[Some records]

◇ ◇ ◇

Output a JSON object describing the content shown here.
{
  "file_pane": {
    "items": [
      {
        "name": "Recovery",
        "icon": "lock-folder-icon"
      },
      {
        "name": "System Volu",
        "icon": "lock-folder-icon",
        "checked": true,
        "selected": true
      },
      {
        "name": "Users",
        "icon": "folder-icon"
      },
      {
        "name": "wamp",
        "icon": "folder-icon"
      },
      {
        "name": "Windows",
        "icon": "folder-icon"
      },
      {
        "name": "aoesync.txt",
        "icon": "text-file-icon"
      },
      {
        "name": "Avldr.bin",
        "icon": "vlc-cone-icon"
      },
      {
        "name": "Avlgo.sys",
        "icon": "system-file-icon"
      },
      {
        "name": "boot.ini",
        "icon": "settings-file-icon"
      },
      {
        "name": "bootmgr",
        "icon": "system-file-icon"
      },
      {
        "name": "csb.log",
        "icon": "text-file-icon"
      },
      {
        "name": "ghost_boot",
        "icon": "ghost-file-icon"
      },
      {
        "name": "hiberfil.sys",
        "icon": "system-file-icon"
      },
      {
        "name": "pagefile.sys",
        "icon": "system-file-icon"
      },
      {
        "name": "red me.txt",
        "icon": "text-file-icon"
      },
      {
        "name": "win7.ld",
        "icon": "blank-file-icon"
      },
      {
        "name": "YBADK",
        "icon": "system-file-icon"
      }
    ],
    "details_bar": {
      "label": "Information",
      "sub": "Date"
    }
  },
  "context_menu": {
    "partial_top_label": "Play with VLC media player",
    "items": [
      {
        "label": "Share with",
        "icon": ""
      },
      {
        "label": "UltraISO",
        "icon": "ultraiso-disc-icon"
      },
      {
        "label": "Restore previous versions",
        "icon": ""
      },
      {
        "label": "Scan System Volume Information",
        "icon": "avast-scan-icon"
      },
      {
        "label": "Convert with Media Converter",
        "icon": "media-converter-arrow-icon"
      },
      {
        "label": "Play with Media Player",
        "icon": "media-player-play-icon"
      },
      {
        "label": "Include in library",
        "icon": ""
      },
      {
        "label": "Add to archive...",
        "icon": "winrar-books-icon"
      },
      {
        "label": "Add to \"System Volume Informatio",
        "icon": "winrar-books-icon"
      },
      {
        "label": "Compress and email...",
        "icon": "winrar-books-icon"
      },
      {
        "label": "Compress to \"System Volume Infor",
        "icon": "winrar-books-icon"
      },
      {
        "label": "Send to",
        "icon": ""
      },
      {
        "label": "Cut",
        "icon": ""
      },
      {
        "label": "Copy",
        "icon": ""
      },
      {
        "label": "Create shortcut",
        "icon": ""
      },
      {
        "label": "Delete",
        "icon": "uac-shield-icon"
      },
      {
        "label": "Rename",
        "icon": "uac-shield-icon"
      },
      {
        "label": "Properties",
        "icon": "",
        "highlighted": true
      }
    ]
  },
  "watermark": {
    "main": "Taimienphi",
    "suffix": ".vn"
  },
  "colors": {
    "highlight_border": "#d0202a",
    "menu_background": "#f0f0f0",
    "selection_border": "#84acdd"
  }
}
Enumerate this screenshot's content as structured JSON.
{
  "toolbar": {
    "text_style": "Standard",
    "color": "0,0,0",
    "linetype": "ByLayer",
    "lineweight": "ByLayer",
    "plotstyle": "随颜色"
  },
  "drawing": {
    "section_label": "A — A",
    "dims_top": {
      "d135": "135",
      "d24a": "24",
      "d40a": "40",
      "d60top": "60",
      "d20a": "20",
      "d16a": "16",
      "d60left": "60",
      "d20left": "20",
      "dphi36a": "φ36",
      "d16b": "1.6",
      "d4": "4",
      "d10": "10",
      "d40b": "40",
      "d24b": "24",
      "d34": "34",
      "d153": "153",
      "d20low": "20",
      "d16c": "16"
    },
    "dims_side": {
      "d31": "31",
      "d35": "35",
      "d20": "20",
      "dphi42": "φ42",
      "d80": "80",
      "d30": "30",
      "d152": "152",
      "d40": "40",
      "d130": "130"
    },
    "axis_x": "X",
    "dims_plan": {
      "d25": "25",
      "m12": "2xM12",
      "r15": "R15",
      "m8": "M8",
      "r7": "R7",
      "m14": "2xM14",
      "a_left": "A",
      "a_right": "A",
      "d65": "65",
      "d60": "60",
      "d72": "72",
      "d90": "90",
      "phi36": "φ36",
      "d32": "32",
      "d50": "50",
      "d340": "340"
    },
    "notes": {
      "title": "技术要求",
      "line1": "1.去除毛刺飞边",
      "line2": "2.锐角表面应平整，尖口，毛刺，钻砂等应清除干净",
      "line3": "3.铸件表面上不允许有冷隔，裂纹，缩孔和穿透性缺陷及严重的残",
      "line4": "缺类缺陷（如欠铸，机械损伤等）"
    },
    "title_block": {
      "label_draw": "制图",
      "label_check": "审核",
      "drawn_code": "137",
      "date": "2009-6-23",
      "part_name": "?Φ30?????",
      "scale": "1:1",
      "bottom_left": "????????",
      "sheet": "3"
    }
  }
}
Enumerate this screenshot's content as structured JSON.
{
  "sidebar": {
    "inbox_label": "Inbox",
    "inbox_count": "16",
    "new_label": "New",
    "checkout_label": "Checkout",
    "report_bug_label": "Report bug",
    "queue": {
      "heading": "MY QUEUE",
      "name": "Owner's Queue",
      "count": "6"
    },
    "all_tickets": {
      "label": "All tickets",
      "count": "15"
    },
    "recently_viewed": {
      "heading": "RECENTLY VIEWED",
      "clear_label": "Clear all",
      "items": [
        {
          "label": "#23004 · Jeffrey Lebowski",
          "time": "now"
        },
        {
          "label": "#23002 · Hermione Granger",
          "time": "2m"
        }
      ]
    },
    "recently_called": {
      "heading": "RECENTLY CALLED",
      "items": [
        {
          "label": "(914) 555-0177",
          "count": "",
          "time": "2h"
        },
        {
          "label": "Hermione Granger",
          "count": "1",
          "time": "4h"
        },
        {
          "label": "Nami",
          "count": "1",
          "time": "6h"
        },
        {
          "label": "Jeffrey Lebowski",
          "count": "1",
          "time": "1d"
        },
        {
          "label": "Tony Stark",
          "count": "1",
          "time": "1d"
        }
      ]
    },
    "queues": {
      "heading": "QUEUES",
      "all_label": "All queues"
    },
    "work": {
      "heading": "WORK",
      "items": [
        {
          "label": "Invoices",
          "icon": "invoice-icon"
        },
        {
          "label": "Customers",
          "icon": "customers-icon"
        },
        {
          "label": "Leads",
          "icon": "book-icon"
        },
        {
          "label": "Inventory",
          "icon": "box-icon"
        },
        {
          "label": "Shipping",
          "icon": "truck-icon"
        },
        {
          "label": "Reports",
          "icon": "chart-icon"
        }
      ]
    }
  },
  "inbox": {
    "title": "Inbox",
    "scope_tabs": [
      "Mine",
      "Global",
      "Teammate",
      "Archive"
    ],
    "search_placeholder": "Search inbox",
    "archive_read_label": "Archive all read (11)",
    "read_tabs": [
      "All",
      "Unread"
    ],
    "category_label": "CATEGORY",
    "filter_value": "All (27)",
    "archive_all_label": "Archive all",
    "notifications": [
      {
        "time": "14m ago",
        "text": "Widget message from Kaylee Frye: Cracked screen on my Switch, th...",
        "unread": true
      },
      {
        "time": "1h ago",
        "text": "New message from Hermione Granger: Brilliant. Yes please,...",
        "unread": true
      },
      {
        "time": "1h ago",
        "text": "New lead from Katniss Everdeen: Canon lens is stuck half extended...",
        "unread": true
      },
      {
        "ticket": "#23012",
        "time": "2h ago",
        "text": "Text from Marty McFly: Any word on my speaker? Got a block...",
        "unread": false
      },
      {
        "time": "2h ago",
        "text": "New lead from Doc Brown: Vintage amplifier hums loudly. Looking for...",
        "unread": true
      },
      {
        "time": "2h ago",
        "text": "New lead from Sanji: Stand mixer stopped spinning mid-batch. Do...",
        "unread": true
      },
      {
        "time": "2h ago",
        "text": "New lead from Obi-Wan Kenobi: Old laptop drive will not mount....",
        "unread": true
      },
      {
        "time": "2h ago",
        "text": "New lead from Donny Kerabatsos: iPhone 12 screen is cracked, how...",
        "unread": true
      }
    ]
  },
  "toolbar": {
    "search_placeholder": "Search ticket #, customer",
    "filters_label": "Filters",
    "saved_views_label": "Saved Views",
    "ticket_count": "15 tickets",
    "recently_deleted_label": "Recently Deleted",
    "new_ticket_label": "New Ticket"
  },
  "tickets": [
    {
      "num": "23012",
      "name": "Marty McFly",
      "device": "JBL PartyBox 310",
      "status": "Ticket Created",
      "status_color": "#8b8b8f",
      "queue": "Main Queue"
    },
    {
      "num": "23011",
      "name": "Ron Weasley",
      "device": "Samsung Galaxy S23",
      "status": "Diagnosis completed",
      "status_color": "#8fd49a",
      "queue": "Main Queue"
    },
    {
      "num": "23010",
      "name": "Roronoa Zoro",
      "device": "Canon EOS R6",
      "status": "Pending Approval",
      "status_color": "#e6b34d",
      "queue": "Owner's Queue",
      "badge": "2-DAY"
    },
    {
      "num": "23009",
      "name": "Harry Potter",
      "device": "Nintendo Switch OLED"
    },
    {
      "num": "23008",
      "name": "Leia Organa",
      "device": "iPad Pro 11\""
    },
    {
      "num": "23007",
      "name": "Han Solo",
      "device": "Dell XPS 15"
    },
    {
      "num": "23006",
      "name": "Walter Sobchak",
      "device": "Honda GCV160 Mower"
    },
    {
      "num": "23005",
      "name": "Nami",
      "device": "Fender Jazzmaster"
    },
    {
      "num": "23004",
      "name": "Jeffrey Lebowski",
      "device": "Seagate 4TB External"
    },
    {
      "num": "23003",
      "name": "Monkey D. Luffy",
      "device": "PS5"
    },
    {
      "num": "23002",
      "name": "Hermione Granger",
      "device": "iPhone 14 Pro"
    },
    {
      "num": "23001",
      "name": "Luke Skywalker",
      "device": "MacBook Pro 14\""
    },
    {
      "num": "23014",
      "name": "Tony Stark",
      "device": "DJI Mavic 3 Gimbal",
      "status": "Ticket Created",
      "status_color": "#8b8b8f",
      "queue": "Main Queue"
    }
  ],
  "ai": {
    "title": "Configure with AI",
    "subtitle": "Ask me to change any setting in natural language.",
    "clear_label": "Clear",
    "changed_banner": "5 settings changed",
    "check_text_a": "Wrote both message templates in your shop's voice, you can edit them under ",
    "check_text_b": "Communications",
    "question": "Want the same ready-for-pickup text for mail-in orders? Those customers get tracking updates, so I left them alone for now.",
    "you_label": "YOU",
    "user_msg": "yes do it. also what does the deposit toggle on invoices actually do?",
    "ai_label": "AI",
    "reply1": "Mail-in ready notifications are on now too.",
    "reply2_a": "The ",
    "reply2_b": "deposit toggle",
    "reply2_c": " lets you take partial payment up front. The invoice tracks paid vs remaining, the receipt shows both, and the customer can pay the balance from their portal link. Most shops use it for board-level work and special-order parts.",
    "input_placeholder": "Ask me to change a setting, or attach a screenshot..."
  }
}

◇ ◇ ◇

**Written problem:**
Report each line in the preceding entries that holds the string "Canon".

**Answer below:**
        "text": "New lead from Katniss Everdeen: Canon lens is stuck half extended...",
      "device": "Canon EOS R6",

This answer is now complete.